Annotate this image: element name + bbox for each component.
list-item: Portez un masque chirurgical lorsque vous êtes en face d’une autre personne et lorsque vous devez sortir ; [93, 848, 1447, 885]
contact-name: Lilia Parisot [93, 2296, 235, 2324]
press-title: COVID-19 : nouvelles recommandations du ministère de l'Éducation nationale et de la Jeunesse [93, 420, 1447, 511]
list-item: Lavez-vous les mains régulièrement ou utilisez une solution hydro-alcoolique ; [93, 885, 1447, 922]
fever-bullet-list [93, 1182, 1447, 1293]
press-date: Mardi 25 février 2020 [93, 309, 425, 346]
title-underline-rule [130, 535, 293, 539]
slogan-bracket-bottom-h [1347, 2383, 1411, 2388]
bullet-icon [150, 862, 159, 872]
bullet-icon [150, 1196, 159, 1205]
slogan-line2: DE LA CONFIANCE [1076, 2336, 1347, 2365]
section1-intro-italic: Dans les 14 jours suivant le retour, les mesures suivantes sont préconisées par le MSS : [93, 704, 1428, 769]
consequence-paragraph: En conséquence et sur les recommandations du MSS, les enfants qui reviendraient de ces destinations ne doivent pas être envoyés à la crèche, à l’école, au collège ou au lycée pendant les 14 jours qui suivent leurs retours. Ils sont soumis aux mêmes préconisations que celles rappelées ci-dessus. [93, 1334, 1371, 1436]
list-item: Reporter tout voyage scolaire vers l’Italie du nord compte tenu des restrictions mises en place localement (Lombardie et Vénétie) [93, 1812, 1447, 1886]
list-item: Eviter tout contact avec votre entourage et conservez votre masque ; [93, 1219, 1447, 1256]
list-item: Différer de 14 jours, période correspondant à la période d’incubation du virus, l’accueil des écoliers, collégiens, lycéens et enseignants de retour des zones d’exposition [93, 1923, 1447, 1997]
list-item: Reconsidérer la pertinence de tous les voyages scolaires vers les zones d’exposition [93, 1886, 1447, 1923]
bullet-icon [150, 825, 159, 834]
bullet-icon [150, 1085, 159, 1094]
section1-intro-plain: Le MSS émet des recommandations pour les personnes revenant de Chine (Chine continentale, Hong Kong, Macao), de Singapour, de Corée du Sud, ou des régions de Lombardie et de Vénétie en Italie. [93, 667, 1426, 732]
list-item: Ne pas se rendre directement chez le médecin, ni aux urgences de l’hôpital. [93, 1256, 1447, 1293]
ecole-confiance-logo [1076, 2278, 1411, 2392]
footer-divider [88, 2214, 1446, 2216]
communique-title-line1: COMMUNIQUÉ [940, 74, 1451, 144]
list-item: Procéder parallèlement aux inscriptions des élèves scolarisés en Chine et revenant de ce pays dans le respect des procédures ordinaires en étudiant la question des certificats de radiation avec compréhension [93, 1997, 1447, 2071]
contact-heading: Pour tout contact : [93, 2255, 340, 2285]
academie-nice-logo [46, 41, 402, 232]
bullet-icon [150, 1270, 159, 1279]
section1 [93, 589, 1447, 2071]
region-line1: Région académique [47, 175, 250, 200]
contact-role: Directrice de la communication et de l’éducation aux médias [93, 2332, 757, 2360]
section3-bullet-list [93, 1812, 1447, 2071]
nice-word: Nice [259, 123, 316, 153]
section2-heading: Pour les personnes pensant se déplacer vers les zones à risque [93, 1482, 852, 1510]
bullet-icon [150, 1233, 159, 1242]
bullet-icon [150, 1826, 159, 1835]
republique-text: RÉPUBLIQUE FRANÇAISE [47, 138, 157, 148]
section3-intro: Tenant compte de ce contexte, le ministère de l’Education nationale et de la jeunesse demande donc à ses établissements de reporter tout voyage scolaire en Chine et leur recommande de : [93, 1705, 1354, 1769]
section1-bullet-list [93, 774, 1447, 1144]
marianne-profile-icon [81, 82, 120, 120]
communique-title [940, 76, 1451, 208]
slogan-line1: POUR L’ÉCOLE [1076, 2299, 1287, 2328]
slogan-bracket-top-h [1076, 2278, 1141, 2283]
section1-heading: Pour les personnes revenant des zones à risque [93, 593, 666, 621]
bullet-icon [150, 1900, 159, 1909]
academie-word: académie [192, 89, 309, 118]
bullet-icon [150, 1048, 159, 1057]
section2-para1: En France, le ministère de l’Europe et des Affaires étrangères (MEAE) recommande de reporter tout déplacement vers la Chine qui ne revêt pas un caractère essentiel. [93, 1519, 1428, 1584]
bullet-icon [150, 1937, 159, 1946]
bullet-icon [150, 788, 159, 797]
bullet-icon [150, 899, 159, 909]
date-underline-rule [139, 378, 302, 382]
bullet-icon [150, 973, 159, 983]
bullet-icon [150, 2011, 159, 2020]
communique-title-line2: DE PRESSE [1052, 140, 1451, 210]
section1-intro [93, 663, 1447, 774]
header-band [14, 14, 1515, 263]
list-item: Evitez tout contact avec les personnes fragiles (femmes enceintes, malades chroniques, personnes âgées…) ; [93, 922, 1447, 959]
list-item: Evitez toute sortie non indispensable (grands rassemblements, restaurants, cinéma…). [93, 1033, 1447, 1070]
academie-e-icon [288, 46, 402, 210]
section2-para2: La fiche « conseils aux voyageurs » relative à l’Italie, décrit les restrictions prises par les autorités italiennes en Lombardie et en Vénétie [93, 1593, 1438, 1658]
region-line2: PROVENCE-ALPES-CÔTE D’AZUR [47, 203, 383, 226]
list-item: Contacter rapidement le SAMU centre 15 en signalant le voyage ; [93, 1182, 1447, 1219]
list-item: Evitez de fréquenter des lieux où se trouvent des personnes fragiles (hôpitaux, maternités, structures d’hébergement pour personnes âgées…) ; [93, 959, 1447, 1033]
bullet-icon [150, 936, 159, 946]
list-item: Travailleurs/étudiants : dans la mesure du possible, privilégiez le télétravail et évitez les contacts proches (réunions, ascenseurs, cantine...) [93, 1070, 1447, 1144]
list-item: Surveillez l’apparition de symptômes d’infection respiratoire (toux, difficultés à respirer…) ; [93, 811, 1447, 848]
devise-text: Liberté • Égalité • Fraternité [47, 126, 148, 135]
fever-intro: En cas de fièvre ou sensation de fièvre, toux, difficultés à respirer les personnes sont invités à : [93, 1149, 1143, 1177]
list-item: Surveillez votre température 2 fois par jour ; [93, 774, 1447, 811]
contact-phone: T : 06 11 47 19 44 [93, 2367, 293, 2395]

■ ABOUT THIS EXERCISE ■
Copy each line of the data that contains the word "slogan", leaving the other lines out.

■ ANSWER SPACE ■
slogan-bracket-bottom-h [1347, 2383, 1411, 2388]
slogan-line2: DE LA CONFIANCE [1076, 2336, 1347, 2365]
slogan-line1: POUR L’ÉCOLE [1076, 2299, 1287, 2328]
slogan-bracket-top-h [1076, 2278, 1141, 2283]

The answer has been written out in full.